▶ Material supplied

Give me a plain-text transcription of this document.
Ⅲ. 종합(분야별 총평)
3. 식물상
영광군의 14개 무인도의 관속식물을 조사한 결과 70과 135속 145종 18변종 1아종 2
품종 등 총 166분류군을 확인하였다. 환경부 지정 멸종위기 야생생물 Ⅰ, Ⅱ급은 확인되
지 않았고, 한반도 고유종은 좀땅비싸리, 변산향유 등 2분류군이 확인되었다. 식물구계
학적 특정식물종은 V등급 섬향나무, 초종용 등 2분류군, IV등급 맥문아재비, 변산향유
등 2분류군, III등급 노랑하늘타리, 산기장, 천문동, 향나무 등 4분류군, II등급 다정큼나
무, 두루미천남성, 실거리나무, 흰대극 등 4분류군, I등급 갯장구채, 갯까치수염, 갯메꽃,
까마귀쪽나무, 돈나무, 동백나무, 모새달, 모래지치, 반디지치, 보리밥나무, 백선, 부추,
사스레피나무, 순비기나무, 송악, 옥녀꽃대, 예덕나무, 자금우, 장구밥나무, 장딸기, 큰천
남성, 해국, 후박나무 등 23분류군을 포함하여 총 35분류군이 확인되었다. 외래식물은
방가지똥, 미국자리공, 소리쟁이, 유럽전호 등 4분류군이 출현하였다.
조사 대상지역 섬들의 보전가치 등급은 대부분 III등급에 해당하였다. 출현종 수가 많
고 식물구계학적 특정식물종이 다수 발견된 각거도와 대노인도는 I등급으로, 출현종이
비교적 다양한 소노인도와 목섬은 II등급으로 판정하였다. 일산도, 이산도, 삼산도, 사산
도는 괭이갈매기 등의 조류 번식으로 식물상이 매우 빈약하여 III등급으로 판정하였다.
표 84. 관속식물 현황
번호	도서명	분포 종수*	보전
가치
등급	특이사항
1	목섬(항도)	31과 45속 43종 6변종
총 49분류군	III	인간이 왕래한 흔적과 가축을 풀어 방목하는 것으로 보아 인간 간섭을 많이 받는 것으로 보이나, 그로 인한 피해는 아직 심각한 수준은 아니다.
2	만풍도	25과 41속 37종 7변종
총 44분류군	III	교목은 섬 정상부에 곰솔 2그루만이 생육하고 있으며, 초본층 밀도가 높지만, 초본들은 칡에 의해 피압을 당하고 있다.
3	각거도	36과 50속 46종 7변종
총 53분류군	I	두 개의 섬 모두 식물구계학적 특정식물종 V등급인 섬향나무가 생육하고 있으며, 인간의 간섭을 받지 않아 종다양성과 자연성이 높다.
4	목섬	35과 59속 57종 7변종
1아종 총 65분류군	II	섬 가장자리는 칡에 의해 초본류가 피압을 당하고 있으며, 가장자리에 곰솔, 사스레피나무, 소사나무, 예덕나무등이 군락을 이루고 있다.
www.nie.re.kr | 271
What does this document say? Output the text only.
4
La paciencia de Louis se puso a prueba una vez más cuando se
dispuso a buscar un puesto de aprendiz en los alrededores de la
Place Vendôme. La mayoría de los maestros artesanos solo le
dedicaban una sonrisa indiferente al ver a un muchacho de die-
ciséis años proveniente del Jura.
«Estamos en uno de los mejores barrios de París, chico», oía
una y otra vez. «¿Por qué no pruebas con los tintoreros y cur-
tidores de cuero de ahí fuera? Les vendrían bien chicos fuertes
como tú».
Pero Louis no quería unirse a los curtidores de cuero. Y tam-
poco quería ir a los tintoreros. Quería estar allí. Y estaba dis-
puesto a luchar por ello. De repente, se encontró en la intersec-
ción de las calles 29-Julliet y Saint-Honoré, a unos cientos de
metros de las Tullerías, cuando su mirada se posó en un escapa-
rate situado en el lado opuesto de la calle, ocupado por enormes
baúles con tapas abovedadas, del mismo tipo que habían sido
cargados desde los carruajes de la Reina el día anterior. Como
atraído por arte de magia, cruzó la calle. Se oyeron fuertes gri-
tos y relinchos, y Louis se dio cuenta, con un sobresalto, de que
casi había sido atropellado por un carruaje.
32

▶ Directive
Recite the full listing above exactly.

▶ Solution to the exercise
Give me a plain-text transcription of this document.
Ⅲ. 종합(분야별 총평)
3. 식물상
영광군의 14개 무인도의 관속식물을 조사한 결과 70과 135속 145종 18변종 1아종 2
품종 등 총 166분류군을 확인하였다. 환경부 지정 멸종위기 야생생물 Ⅰ, Ⅱ급은 확인되
지 않았고, 한반도 고유종은 좀땅비싸리, 변산향유 등 2분류군이 확인되었다. 식물구계
학적 특정식물종은 V등급 섬향나무, 초종용 등 2분류군, IV등급 맥문아재비, 변산향유
등 2분류군, III등급 노랑하늘타리, 산기장, 천문동, 향나무 등 4분류군, II등급 다정큼나
무, 두루미천남성, 실거리나무, 흰대극 등 4분류군, I등급 갯장구채, 갯까치수염, 갯메꽃,
까마귀쪽나무, 돈나무, 동백나무, 모새달, 모래지치, 반디지치, 보리밥나무, 백선, 부추,
사스레피나무, 순비기나무, 송악, 옥녀꽃대, 예덕나무, 자금우, 장구밥나무, 장딸기, 큰천
남성, 해국, 후박나무 등 23분류군을 포함하여 총 35분류군이 확인되었다. 외래식물은
방가지똥, 미국자리공, 소리쟁이, 유럽전호 등 4분류군이 출현하였다.
조사 대상지역 섬들의 보전가치 등급은 대부분 III등급에 해당하였다. 출현종 수가 많
고 식물구계학적 특정식물종이 다수 발견된 각거도와 대노인도는 I등급으로, 출현종이
비교적 다양한 소노인도와 목섬은 II등급으로 판정하였다. 일산도, 이산도, 삼산도, 사산
도는 괭이갈매기 등의 조류 번식으로 식물상이 매우 빈약하여 III등급으로 판정하였다.
표 84. 관속식물 현황
번호	도서명	분포 종수*	보전
가치
등급	특이사항
1	목섬(항도)	31과 45속 43종 6변종
총 49분류군	III	인간이 왕래한 흔적과 가축을 풀어 방목하는 것으로 보아 인간 간섭을 많이 받는 것으로 보이나, 그로 인한 피해는 아직 심각한 수준은 아니다.
2	만풍도	25과 41속 37종 7변종
총 44분류군	III	교목은 섬 정상부에 곰솔 2그루만이 생육하고 있으며, 초본층 밀도가 높지만, 초본들은 칡에 의해 피압을 당하고 있다.
3	각거도	36과 50속 46종 7변종
총 53분류군	I	두 개의 섬 모두 식물구계학적 특정식물종 V등급인 섬향나무가 생육하고 있으며, 인간의 간섭을 받지 않아 종다양성과 자연성이 높다.
4	목섬	35과 59속 57종 7변종
1아종 총 65분류군	II	섬 가장자리는 칡에 의해 초본류가 피압을 당하고 있으며, 가장자리에 곰솔, 사스레피나무, 소사나무, 예덕나무등이 군락을 이루고 있다.
www.nie.re.kr | 271
What does this document say? Output the text only.
4
La paciencia de Louis se puso a prueba una vez más cuando se
dispuso a buscar un puesto de aprendiz en los alrededores de la
Place Vendôme. La mayoría de los maestros artesanos solo le
dedicaban una sonrisa indiferente al ver a un muchacho de die-
ciséis años proveniente del Jura.
«Estamos en uno de los mejores barrios de París, chico», oía
una y otra vez. «¿Por qué no pruebas con los tintoreros y cur-
tidores de cuero de ahí fuera? Les vendrían bien chicos fuertes
como tú».
Pero Louis no quería unirse a los curtidores de cuero. Y tam-
poco quería ir a los tintoreros. Quería estar allí. Y estaba dis-
puesto a luchar por ello. De repente, se encontró en la intersec-
ción de las calles 29-Julliet y Saint-Honoré, a unos cientos de
metros de las Tullerías, cuando su mirada se posó en un escapa-
rate situado en el lado opuesto de la calle, ocupado por enormes
baúles con tapas abovedadas, del mismo tipo que habían sido
cargados desde los carruajes de la Reina el día anterior. Como
atraído por arte de magia, cruzó la calle. Se oyeron fuertes gri-
tos y relinchos, y Louis se dio cuenta, con un sobresalto, de que
casi había sido atropellado por un carruaje.
32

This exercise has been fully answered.